-- begin RECORDS FOR THE EXERCISE --

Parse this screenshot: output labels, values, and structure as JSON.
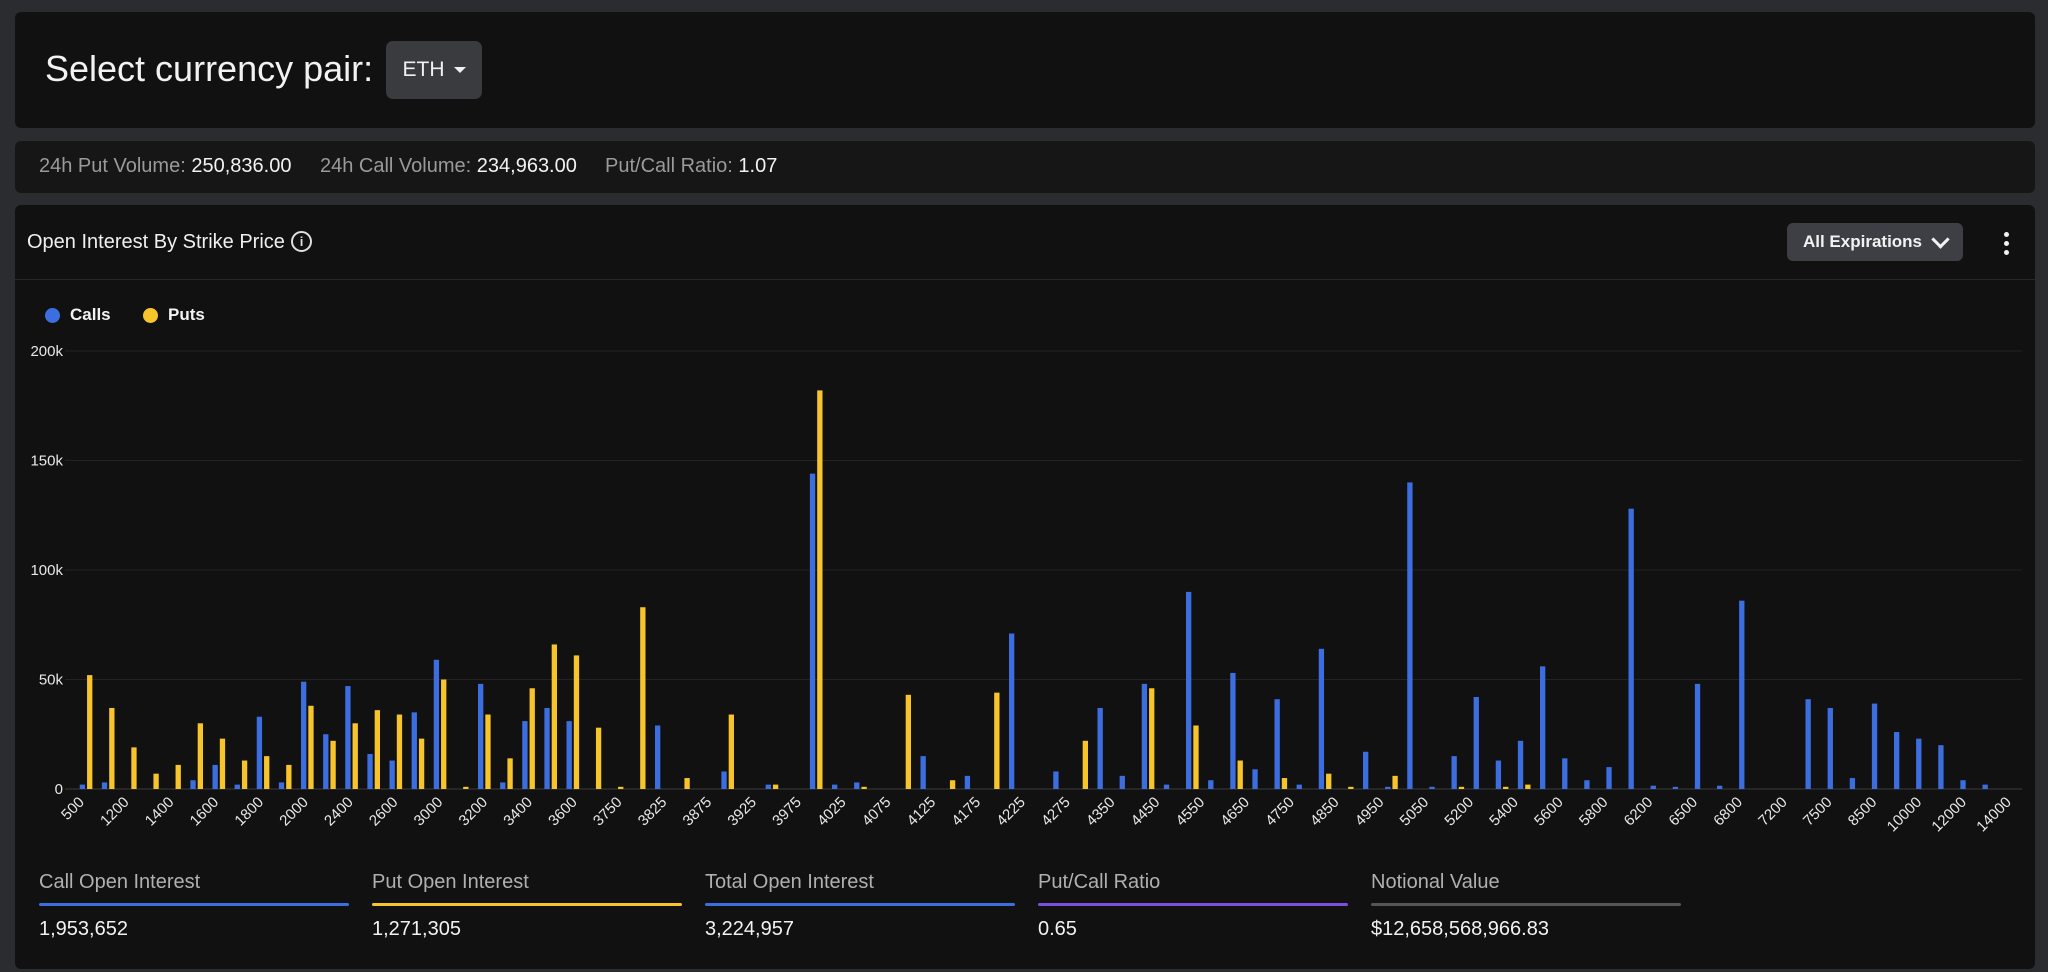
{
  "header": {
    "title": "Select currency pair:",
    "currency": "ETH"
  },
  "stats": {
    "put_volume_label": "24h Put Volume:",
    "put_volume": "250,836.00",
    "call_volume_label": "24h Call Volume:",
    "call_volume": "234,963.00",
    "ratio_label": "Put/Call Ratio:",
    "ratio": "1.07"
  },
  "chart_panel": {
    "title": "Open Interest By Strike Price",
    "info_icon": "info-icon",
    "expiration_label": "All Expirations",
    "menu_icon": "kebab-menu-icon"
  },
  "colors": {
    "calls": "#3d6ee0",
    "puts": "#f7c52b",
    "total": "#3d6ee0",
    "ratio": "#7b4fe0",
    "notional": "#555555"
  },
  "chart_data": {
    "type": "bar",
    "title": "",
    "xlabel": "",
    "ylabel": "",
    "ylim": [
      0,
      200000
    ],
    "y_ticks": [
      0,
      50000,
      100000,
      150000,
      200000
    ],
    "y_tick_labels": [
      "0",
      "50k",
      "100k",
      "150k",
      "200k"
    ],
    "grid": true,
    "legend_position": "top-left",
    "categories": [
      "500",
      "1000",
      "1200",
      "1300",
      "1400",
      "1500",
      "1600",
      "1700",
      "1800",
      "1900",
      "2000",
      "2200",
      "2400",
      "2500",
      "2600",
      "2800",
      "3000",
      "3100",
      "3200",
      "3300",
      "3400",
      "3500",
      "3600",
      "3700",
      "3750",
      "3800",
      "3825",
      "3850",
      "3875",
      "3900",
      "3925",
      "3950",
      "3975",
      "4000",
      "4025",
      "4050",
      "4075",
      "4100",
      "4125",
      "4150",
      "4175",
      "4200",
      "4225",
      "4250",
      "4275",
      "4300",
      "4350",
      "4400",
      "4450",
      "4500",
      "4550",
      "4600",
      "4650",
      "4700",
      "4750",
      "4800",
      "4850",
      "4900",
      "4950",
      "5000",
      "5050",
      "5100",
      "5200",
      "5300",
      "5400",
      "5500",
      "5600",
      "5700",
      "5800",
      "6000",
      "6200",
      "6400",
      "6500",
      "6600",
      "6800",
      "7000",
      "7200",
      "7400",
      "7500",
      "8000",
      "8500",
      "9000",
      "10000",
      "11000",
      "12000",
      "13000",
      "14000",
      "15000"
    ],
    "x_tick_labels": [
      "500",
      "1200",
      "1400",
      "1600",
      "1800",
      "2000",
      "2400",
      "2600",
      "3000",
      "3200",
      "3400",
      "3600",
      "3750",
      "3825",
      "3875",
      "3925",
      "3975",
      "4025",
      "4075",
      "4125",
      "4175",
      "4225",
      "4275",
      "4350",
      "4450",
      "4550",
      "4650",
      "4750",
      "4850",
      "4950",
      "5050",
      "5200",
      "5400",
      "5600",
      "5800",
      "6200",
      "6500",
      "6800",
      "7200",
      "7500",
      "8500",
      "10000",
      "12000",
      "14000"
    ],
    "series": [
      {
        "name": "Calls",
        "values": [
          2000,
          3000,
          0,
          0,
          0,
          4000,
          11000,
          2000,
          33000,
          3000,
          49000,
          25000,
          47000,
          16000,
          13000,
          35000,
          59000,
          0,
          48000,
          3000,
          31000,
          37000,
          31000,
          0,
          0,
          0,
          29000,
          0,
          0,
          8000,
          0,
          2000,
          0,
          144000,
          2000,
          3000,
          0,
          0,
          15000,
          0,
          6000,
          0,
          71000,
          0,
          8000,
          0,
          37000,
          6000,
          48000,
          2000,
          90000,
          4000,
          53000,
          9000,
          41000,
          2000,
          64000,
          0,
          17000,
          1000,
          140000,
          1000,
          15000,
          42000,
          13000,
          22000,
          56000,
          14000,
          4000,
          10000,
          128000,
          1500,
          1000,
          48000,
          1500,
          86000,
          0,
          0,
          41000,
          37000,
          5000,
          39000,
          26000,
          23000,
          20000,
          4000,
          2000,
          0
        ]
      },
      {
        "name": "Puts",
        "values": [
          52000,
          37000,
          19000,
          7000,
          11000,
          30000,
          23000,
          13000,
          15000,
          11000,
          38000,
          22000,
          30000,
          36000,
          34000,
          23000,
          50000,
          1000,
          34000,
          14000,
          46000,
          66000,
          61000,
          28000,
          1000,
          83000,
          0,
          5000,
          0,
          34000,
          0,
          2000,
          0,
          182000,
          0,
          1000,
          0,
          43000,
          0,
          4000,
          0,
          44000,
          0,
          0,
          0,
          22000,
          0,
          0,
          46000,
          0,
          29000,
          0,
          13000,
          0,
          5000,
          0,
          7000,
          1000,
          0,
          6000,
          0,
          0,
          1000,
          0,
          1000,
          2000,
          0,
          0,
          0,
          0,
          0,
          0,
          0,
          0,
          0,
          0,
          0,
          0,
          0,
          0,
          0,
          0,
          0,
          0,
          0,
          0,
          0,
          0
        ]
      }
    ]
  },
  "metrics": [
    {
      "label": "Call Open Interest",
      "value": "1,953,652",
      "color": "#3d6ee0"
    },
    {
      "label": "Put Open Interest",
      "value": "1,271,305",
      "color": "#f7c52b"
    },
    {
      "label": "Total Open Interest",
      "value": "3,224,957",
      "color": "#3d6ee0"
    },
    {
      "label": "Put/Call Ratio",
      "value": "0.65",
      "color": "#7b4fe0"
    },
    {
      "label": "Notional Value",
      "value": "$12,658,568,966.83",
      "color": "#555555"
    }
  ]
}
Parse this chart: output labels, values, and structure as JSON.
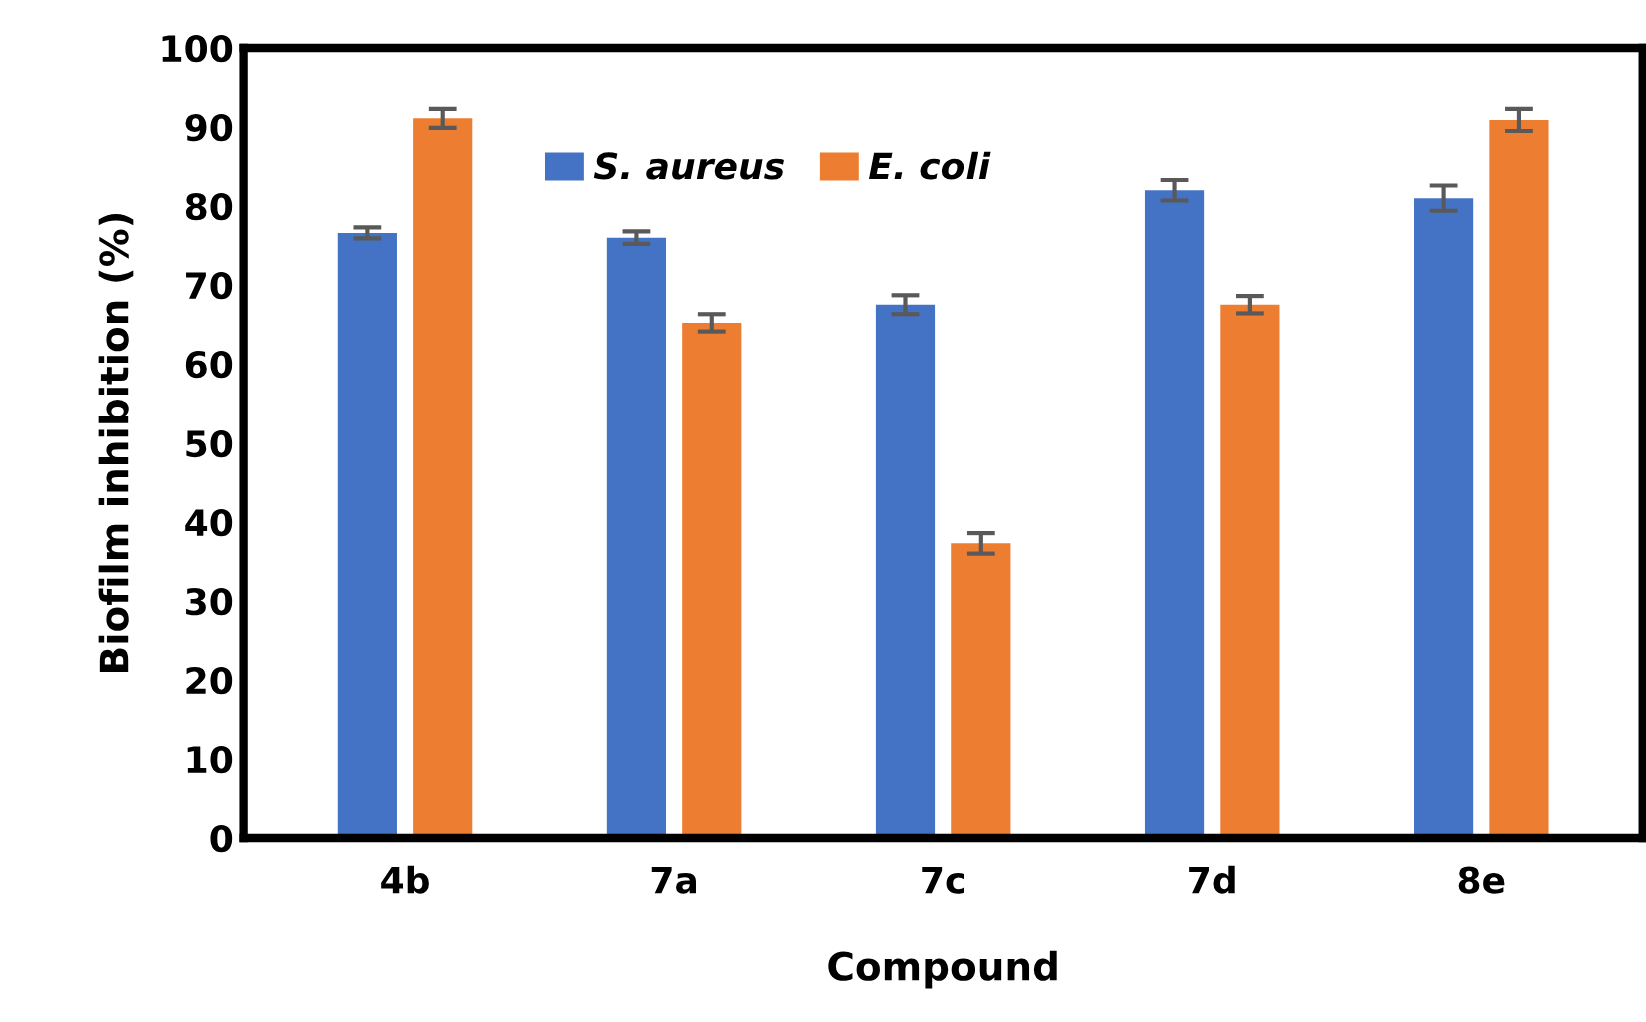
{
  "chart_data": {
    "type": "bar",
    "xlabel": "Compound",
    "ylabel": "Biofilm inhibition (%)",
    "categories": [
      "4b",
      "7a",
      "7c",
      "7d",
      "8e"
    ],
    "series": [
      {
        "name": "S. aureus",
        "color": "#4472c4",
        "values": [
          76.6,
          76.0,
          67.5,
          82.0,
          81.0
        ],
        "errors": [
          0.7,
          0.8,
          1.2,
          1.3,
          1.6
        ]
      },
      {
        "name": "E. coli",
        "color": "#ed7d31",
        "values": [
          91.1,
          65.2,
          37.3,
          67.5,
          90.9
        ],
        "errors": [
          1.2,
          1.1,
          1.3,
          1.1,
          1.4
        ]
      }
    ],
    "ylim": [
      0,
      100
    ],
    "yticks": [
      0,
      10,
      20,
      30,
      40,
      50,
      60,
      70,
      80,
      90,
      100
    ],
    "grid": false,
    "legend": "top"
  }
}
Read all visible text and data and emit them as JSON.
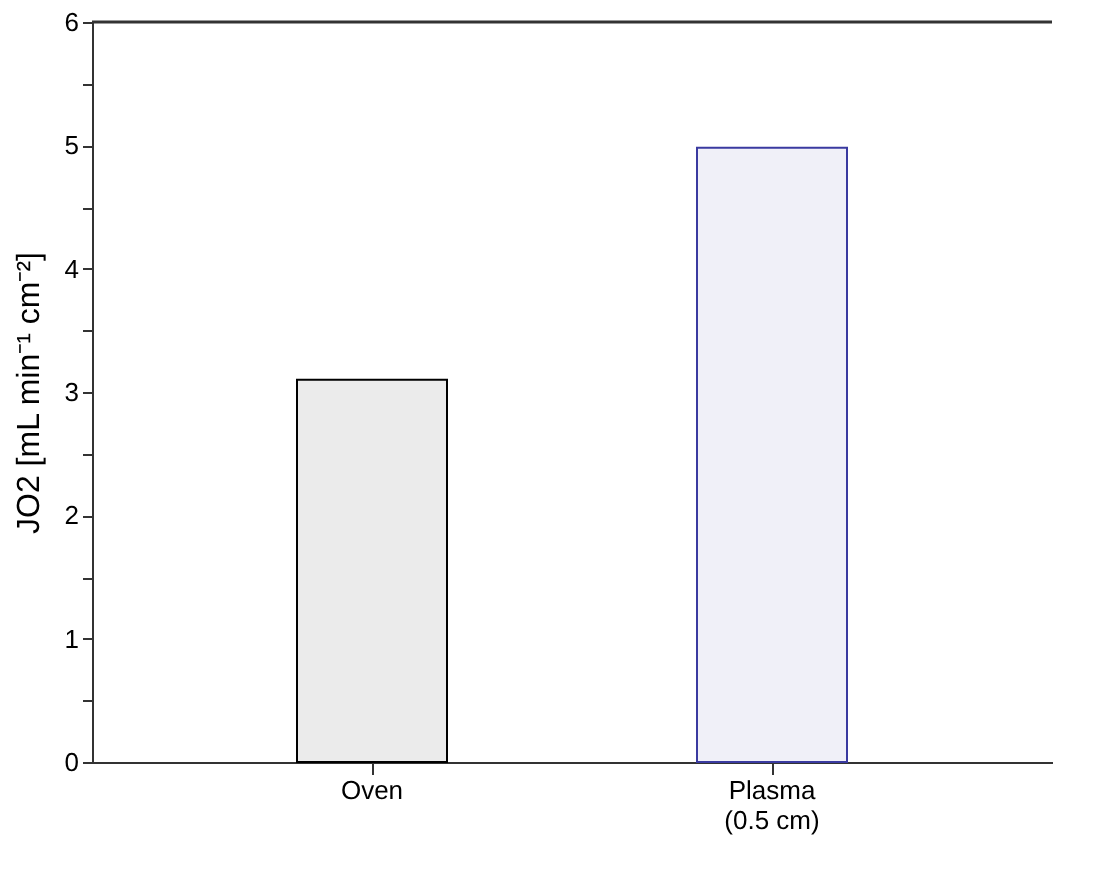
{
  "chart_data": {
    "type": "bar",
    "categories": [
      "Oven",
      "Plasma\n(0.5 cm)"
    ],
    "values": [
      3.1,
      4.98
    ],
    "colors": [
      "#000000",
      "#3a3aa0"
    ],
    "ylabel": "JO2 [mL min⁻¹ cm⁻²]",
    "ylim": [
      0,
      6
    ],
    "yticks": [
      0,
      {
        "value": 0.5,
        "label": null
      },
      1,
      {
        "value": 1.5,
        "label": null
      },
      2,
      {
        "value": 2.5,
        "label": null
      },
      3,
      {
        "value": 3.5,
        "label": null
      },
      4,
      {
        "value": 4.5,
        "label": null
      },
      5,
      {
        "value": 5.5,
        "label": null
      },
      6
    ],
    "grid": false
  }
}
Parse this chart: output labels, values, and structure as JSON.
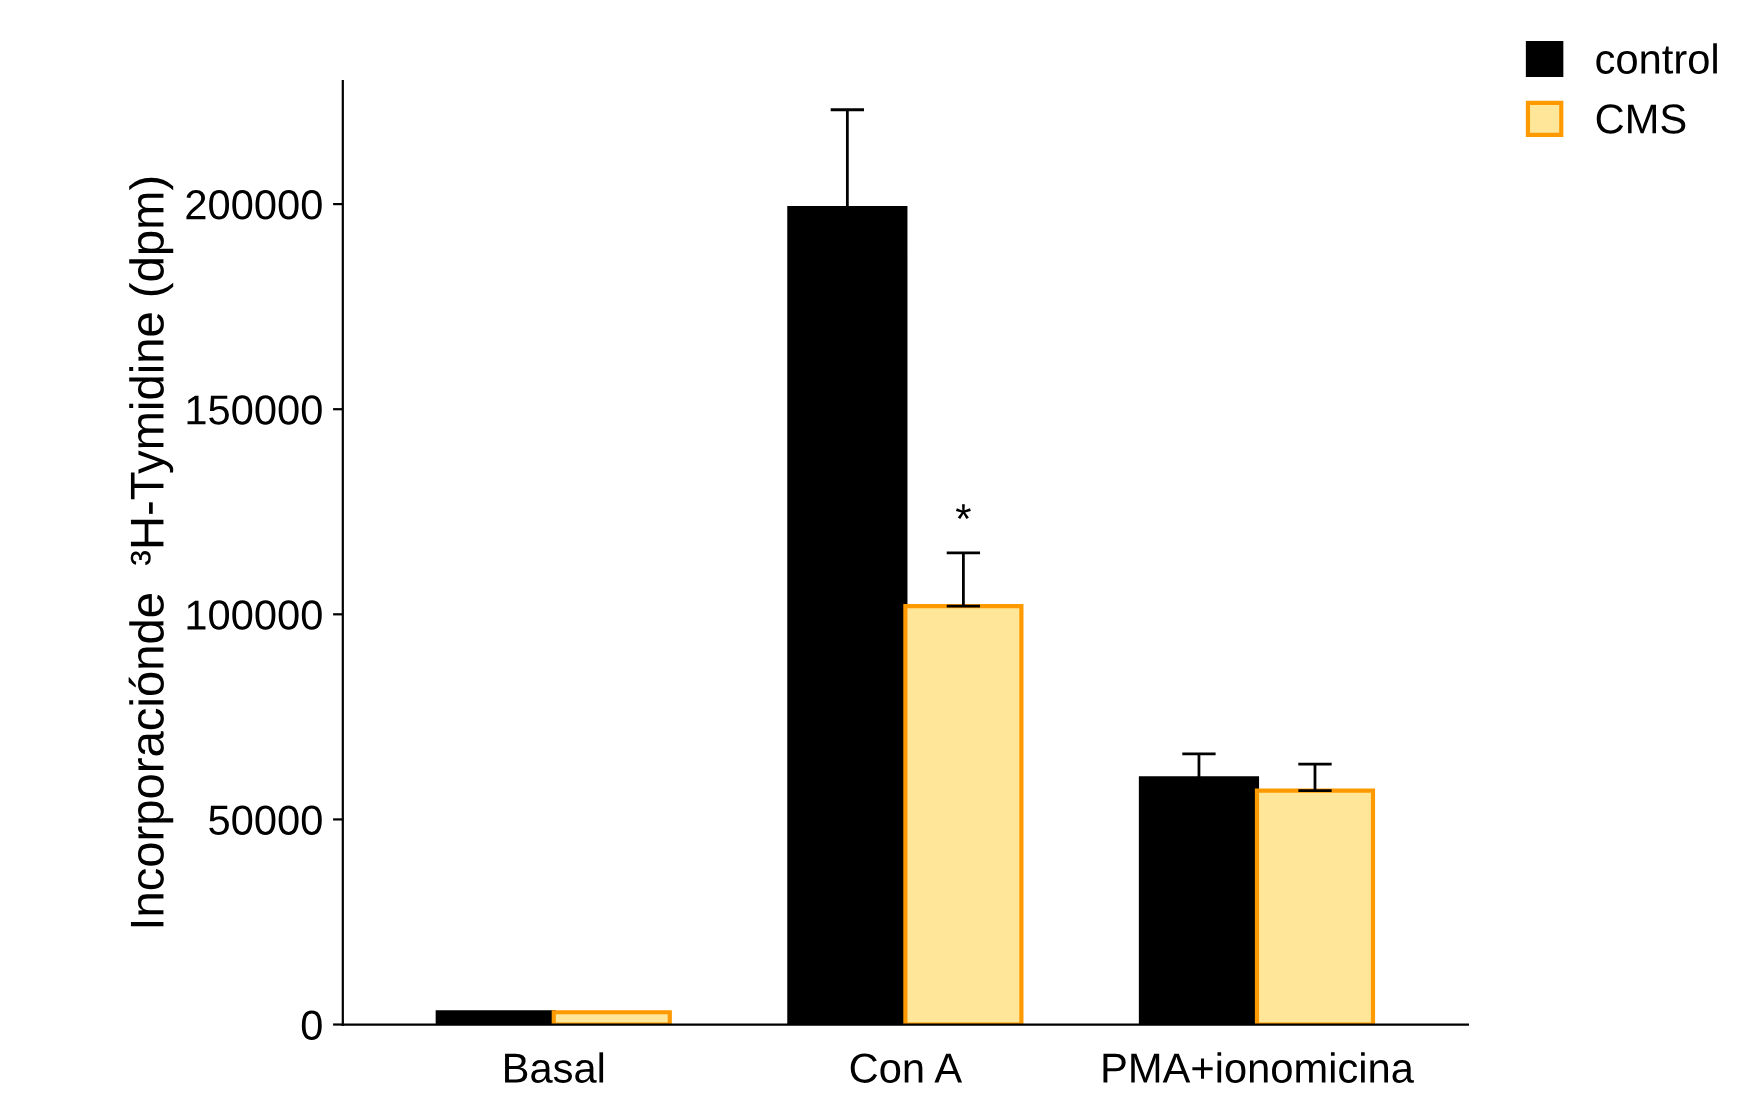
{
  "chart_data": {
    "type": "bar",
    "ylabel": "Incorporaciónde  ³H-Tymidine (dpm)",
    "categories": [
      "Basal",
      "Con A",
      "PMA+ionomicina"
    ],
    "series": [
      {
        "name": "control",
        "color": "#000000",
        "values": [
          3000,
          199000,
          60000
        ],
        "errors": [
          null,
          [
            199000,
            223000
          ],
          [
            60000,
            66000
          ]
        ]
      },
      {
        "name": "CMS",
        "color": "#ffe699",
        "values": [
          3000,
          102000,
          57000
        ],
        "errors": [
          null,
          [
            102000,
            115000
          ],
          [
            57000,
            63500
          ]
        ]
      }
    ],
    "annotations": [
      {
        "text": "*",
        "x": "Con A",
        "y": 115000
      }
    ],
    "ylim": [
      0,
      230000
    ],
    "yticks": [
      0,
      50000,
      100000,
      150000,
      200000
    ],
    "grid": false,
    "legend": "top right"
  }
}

-- end RECORDS FOR THE EXERCISE --

In the listing, find every line with the word "grid" and state how many there are, nothing more.

4